# beginner carboy question



## stribtw (Jul 18, 2012)

I am new to wine making, but have a beer brewing setup that includews a 7 gallon primary,and a 6 gallon and a 5 gallon glass carboy.

when making beer i can run a 3 gallon batch in a 6 gallon carboy with no problems. with wine making i am reading about "topping off" in you carboy to reduce surface area exposure to air. i would like to start with smaller than 5-6 gallons. 

so my question is, can i make 2-3 gallons in a 6 gallon carboy? 

or should i buy a smaller carboy to make smaller batches?


----------



## Flem (Jul 18, 2012)

I would suggest getting a 3-gallon carboy or a few 1-gallon jugs. 2 or 3 gallons in a 6-gallon carboy is allowing too much exposure to the air after the primary fermentation stage (which you'll probably do in a fermentation bucket anyway). Good Luck!


----------



## stribtw (Jul 18, 2012)

thats what i was thinking.

Exercise task 1 → Please write out the rows from the first one through the line containing "data-label: 2,795.6 — [638, 131, 690, 147]", substituting "Projected" for "Forecasted" and leaving all else as it is.
The carboy forum thread has no connection to the rows that come next.

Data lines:

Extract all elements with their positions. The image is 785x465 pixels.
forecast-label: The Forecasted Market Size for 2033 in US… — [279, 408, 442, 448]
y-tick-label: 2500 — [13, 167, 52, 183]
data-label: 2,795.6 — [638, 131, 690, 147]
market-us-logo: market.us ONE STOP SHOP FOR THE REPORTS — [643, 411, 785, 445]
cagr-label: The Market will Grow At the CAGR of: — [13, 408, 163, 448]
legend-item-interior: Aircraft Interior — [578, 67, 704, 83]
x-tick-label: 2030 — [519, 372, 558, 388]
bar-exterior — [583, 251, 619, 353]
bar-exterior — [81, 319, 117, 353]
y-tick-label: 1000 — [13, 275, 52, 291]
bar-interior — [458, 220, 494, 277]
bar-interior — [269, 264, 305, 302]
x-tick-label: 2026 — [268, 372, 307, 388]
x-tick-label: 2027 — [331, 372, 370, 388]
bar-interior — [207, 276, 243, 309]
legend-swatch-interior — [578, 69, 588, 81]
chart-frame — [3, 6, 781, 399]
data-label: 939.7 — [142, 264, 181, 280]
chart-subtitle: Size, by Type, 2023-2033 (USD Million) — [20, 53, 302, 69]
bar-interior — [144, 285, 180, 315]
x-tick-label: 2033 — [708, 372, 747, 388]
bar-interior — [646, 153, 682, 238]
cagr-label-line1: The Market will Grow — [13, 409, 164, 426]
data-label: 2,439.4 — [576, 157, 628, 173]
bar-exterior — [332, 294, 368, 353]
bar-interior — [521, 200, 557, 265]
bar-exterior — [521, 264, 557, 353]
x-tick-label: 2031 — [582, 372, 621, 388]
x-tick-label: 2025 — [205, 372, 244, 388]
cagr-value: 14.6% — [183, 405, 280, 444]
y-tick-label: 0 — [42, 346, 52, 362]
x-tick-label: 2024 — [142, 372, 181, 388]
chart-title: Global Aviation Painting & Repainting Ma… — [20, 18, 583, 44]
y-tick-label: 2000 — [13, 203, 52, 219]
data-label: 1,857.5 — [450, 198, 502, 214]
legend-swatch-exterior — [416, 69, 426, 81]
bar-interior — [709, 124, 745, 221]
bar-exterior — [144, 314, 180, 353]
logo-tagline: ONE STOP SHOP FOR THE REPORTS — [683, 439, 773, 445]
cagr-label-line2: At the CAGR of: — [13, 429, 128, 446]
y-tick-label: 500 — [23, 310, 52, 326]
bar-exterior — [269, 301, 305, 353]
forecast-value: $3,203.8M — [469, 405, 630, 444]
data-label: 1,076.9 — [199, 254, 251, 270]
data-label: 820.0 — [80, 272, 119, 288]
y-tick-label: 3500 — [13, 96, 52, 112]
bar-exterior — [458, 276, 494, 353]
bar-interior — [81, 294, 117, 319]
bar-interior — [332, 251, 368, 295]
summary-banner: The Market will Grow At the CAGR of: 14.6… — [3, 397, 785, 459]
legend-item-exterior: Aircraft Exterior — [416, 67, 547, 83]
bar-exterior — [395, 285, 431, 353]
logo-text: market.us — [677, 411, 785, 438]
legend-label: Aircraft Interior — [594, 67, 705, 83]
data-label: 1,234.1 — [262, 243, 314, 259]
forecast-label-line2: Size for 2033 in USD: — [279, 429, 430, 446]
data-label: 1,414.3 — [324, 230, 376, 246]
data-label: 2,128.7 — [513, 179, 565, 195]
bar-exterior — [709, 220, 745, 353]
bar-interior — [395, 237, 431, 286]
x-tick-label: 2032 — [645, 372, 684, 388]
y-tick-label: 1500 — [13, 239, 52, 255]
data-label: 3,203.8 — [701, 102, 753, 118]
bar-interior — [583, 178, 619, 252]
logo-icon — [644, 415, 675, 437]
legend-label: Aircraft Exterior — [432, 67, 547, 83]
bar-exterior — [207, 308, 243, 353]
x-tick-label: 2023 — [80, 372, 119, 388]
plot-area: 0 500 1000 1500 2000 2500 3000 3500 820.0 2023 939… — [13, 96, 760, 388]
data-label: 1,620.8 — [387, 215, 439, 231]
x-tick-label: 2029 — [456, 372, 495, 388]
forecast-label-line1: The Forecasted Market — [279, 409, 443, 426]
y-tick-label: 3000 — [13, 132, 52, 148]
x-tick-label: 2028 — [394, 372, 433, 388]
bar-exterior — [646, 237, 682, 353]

Exercise task 2 → Extend the carboy forum thread past its last post.

Exercise response 1 →
Extract all elements with their positions. The image is 785x465 pixels.
forecast-label: The Projected Market Size for 2033 in US… — [279, 408, 442, 448]
y-tick-label: 2500 — [13, 167, 52, 183]
data-label: 2,795.6 — [638, 131, 690, 147]

Exercise response 2 →
is there any reason (other than price) that i would want 3 gallon jugs over a 3 gallon carboy?


----------



## pete1325 (Jul 18, 2012)

Once you get into the hobby you'll want an assortment of different size containers. For now buy the 3 gallon carboy from your local brew shop. Buy gallon jugs of less expensive wines, drink the wine or use to top off and keep the empty gallon jugs for your new hobby.


----------



## Flem (Jul 18, 2012)

Varying sizes of carboys give you more flexibility for batch sizes.


----------



## robie (Jul 18, 2012)

You can do the primary stage of fermentation of 3 gallons in a six gallon carboy. (In Burgundy, they quite successfully ferment Pinot Noir (reds) in open vats.) However, as mentioned, starting in secondary and beyond, you need to use a topped-off vessel.


----------



## Noontime (Jul 18, 2012)

As others have said; since after primary you need to keep it topped off, the different size containers give you the flexibility to fill a container and not have to throw any away. As an example, if you start with a 6 gal batch and it throws a whole lot of lees and you do a bad job racking (I'm pretty sure we've all done that), and lets say you end up with 4.5 gal. You can use the 3 gal, the one gal, and a bottle. Its always just about having the least amount of surface area of wine contacting air.


----------



## roadwarriorsvt (Jul 18, 2012)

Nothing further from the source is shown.